---------- Raw data ----------

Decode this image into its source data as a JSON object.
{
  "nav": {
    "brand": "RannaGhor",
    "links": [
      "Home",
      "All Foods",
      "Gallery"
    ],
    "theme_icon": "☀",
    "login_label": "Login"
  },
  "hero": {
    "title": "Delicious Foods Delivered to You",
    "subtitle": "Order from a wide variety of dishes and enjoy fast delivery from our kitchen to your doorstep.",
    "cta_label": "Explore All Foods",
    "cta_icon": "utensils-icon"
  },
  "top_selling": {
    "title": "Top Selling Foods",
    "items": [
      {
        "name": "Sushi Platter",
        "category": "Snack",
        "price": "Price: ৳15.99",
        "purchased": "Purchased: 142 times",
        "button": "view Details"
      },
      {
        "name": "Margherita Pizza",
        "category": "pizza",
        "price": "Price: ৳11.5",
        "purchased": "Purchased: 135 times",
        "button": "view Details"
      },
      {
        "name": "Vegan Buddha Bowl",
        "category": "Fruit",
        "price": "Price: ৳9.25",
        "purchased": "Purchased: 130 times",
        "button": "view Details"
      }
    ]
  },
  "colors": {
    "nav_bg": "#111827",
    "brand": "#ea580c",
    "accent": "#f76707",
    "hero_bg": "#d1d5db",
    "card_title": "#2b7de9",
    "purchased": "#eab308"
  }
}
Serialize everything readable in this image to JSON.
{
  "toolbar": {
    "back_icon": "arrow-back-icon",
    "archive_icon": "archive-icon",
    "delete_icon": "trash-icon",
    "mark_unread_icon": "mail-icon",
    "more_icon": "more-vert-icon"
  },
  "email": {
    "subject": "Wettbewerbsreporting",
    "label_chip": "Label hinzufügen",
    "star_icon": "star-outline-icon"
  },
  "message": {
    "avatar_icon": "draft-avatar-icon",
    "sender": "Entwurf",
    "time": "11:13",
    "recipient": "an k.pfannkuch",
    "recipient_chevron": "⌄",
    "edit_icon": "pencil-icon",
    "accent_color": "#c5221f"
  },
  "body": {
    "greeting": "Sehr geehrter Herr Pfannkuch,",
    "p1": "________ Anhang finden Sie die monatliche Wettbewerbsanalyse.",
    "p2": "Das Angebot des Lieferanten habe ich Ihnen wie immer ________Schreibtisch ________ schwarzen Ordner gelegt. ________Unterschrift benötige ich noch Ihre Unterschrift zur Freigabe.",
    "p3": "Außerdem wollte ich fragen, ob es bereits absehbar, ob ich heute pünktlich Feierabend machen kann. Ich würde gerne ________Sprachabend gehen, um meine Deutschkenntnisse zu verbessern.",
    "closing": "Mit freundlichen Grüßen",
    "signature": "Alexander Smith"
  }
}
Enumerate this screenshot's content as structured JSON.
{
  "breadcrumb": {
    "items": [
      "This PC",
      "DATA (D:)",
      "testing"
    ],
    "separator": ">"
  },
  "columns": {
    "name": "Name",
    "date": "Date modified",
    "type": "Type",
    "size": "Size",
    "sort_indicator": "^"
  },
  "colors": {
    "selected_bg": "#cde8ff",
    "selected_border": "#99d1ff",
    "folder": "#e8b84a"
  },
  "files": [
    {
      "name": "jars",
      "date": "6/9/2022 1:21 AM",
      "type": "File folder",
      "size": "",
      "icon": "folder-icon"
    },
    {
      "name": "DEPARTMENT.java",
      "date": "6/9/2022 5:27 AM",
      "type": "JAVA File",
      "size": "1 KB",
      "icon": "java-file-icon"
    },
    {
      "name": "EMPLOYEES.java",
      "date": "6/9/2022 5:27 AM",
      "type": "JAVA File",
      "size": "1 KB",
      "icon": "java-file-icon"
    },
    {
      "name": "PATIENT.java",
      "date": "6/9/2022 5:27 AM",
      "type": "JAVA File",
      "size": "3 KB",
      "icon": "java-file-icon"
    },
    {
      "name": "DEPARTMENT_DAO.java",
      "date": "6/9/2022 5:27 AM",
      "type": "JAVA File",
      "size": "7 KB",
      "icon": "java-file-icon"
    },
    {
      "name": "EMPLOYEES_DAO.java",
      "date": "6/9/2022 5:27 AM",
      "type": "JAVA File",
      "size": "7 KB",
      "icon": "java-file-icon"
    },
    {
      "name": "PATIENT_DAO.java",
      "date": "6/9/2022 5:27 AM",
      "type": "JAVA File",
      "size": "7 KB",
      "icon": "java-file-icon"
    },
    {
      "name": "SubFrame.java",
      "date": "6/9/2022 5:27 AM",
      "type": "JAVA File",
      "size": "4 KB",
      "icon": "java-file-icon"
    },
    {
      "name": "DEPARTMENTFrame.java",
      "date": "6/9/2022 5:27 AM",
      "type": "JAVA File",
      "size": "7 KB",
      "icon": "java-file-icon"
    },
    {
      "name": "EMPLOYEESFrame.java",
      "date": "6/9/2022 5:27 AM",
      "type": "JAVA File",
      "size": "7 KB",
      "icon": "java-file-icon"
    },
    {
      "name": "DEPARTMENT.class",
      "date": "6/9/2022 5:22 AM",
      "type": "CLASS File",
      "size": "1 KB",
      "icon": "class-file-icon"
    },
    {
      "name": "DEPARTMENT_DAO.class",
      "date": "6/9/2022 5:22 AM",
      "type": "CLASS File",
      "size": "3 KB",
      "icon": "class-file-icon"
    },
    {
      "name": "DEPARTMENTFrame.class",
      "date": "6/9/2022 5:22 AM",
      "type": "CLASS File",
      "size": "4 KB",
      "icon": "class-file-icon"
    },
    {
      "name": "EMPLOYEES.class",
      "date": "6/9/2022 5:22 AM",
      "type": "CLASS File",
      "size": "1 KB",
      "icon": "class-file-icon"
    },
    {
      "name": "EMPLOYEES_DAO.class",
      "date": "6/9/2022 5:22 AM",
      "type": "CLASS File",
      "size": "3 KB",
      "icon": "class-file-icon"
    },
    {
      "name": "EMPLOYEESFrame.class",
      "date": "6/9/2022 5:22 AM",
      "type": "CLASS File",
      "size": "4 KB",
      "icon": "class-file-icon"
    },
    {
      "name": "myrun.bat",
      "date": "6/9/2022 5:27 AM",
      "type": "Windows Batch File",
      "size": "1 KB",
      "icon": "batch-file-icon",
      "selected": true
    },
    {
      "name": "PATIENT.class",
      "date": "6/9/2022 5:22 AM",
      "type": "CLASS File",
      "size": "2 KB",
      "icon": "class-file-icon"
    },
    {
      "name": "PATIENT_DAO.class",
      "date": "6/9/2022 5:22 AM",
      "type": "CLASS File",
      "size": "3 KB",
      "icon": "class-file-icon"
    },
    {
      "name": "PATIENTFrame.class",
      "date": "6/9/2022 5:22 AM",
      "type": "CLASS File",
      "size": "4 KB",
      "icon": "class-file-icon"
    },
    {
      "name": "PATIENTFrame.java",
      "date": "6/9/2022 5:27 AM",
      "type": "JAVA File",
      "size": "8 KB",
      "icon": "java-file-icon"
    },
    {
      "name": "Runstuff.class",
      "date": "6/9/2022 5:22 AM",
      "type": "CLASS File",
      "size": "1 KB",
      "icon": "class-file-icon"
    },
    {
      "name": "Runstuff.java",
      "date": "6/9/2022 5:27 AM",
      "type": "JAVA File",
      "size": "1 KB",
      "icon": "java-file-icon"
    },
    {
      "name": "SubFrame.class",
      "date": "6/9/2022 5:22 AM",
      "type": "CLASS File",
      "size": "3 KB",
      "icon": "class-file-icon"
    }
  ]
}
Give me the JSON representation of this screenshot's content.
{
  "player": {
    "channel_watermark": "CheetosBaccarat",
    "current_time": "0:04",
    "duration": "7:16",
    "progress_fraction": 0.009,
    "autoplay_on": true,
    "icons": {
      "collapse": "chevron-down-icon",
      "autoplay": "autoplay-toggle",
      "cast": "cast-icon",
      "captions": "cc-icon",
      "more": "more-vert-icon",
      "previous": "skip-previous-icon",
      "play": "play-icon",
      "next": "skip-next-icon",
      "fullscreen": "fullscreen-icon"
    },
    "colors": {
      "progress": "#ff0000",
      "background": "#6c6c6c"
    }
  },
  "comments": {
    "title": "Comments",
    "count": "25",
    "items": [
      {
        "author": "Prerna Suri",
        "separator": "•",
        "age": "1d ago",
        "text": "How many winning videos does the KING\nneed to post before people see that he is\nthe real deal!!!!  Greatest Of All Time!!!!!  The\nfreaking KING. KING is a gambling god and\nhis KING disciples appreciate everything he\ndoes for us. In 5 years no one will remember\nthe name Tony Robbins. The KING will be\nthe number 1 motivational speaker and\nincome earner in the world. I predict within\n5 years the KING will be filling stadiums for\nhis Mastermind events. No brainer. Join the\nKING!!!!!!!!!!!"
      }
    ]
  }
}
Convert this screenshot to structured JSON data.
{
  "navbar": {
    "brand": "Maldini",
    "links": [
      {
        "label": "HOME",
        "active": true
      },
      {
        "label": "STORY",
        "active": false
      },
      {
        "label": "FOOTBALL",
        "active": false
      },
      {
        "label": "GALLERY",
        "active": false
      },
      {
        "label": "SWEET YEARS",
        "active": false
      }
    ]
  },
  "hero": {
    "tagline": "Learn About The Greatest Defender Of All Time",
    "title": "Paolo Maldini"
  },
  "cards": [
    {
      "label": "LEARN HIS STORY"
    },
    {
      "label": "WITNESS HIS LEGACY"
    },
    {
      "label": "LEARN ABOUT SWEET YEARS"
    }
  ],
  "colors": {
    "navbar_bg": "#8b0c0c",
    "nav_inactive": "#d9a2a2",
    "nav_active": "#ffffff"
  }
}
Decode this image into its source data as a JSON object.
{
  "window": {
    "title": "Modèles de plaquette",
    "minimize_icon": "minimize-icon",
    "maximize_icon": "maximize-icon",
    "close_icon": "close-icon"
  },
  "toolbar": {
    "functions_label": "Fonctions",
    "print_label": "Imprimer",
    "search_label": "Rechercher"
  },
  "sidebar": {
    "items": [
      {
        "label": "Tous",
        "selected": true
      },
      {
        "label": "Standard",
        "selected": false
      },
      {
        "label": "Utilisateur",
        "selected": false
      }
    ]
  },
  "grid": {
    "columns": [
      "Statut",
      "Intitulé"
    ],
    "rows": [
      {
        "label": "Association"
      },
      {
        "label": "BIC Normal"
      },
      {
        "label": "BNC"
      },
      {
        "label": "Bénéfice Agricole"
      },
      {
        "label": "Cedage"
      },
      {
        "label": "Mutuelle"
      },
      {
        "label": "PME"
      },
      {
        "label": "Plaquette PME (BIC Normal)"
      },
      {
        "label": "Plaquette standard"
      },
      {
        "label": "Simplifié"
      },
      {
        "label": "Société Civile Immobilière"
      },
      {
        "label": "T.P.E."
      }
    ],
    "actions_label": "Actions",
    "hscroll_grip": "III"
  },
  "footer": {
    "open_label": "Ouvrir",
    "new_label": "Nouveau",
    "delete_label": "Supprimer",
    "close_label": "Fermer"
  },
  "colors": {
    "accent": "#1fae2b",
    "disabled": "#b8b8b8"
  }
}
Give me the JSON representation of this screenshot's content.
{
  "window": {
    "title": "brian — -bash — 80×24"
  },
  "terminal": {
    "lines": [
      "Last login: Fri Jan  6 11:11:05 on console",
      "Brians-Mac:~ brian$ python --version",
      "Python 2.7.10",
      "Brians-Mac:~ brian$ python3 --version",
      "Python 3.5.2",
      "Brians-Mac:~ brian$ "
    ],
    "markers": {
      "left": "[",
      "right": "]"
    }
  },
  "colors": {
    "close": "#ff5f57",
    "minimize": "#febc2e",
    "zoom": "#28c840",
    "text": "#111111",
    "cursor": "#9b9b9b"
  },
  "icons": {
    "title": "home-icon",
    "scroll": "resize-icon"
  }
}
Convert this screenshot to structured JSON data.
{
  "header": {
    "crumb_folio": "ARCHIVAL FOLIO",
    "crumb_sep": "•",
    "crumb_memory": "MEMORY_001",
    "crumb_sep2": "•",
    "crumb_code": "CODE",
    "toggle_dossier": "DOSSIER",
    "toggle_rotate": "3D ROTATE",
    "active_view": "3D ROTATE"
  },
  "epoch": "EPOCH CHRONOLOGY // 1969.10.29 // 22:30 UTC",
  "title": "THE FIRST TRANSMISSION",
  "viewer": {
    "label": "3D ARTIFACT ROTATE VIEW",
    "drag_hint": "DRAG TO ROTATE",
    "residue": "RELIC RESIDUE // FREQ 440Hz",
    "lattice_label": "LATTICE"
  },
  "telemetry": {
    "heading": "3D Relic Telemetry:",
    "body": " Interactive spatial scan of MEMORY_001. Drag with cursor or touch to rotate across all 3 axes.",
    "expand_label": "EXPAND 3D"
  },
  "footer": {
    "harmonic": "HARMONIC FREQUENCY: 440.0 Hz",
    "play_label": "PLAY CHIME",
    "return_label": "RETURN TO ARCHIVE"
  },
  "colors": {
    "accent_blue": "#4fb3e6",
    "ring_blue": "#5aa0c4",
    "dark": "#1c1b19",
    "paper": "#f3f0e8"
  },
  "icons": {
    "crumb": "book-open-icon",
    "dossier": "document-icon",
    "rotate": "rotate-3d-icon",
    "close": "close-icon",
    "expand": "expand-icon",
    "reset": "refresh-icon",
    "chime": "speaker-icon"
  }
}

----------

▶ Your instructions
Extract every line that has the string "EMPLOYEESFrame" in it.

▶ Solved exercise
      "name": "EMPLOYEESFrame.java",
      "name": "EMPLOYEESFrame.class",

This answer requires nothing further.